• _THE EXERCISE_
Pictures should be excluded; otherwise, copy every entry exactly.

• _MATERIAL PROVIDED_
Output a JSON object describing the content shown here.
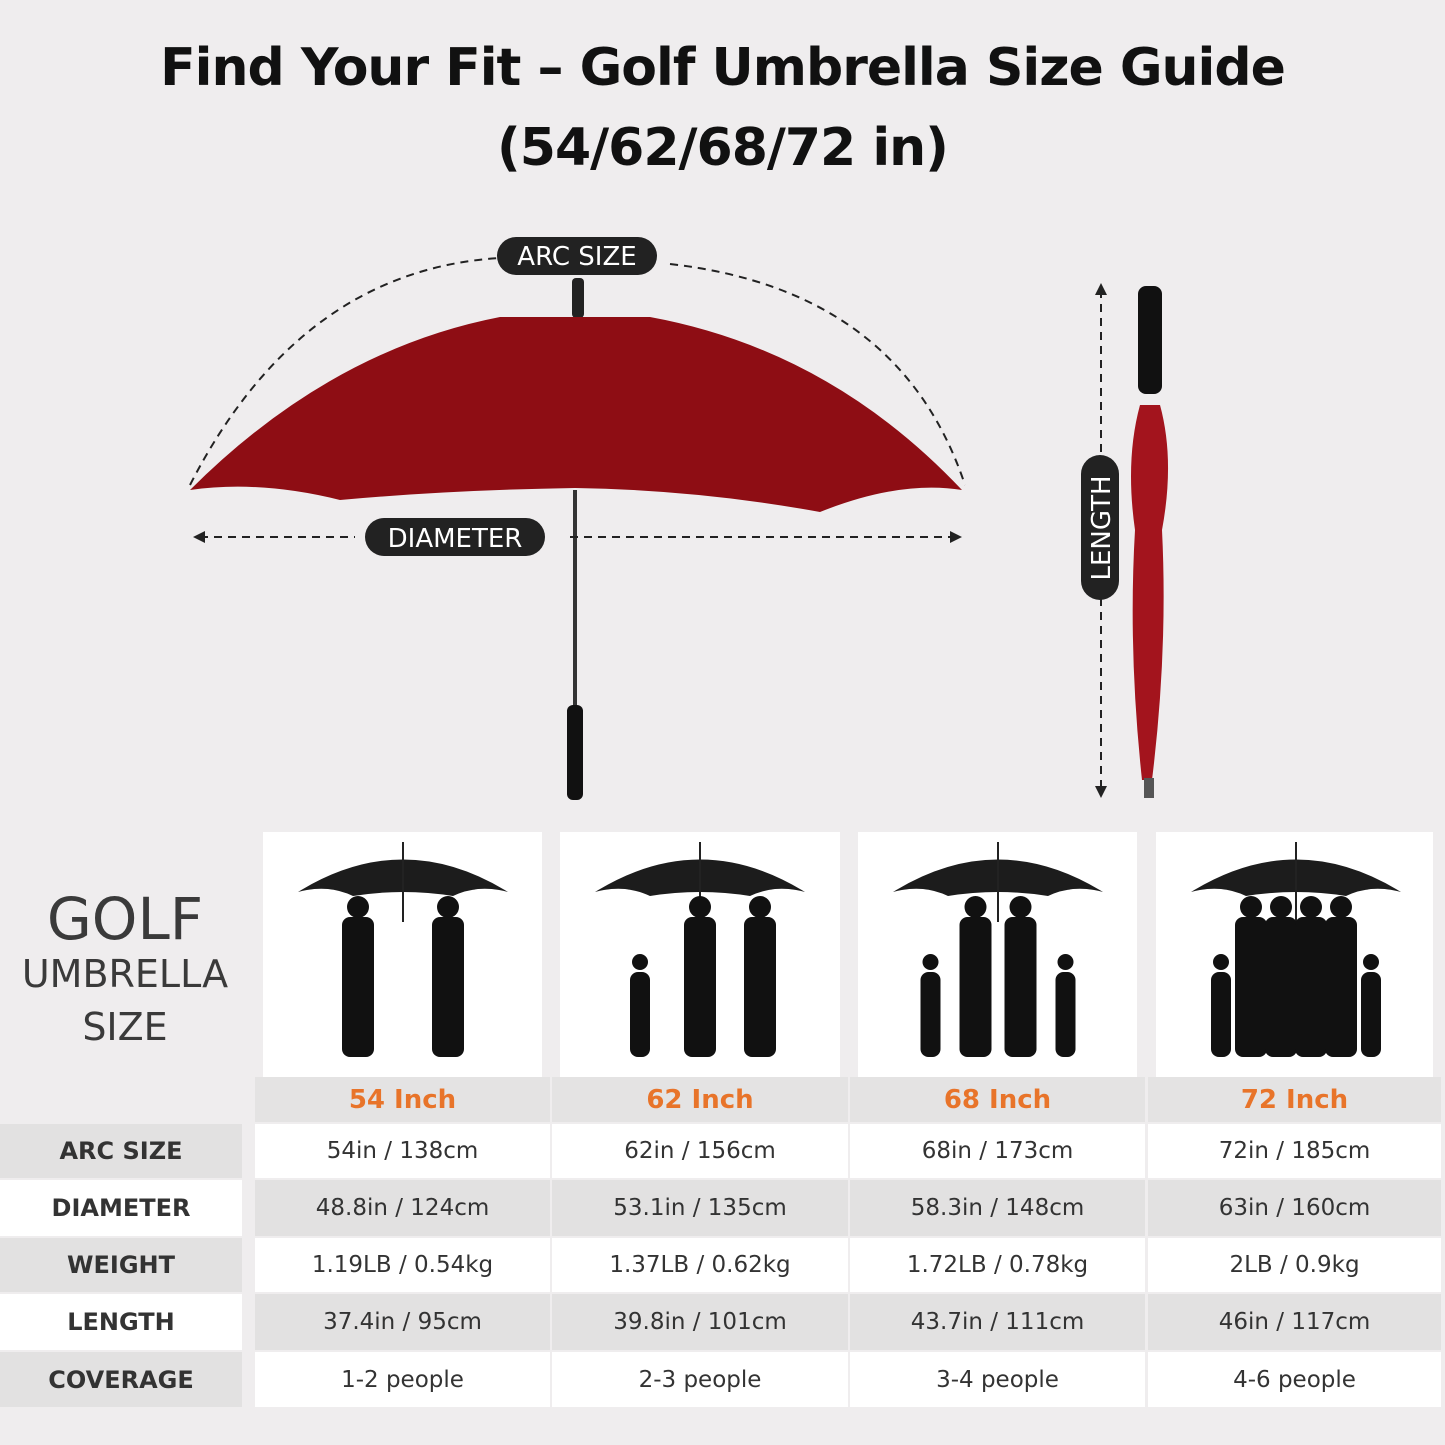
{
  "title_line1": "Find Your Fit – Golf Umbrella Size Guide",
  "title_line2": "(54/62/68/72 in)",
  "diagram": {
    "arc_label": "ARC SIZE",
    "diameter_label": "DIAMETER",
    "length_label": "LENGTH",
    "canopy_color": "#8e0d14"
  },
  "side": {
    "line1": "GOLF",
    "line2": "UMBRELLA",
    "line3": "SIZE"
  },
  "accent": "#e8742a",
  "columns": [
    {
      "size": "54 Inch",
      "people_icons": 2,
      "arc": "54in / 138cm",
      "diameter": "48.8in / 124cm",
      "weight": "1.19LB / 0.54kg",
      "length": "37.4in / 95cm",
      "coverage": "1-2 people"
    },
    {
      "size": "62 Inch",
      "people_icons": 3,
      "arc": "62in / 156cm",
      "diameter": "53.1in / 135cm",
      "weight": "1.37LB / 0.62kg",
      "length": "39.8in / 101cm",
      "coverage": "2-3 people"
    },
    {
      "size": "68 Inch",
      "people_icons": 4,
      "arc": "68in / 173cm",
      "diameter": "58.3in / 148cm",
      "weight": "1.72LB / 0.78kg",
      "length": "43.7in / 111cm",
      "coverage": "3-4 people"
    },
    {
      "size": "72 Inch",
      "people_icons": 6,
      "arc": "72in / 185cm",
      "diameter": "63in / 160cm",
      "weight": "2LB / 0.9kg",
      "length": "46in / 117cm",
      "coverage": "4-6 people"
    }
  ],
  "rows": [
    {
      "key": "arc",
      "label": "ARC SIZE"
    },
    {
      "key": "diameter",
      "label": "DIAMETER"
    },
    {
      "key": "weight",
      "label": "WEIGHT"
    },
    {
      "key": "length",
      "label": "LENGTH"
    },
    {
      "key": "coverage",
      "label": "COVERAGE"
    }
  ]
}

• _THE REPLY_
Output a JSON object describing the content shown here.
{
  "title_line1": "Find Your Fit – Golf Umbrella Size Guide",
  "title_line2": "(54/62/68/72 in)",
  "diagram": {
    "arc_label": "ARC SIZE",
    "diameter_label": "DIAMETER",
    "length_label": "LENGTH",
    "canopy_color": "#8e0d14"
  },
  "side": {
    "line1": "GOLF",
    "line2": "UMBRELLA",
    "line3": "SIZE"
  },
  "accent": "#e8742a",
  "columns": [
    {
      "size": "54 Inch",
      "people_icons": 2,
      "arc": "54in / 138cm",
      "diameter": "48.8in / 124cm",
      "weight": "1.19LB / 0.54kg",
      "length": "37.4in / 95cm",
      "coverage": "1-2 people"
    },
    {
      "size": "62 Inch",
      "people_icons": 3,
      "arc": "62in / 156cm",
      "diameter": "53.1in / 135cm",
      "weight": "1.37LB / 0.62kg",
      "length": "39.8in / 101cm",
      "coverage": "2-3 people"
    },
    {
      "size": "68 Inch",
      "people_icons": 4,
      "arc": "68in / 173cm",
      "diameter": "58.3in / 148cm",
      "weight": "1.72LB / 0.78kg",
      "length": "43.7in / 111cm",
      "coverage": "3-4 people"
    },
    {
      "size": "72 Inch",
      "people_icons": 6,
      "arc": "72in / 185cm",
      "diameter": "63in / 160cm",
      "weight": "2LB / 0.9kg",
      "length": "46in / 117cm",
      "coverage": "4-6 people"
    }
  ],
  "rows": [
    {
      "key": "arc",
      "label": "ARC SIZE"
    },
    {
      "key": "diameter",
      "label": "DIAMETER"
    },
    {
      "key": "weight",
      "label": "WEIGHT"
    },
    {
      "key": "length",
      "label": "LENGTH"
    },
    {
      "key": "coverage",
      "label": "COVERAGE"
    }
  ]
}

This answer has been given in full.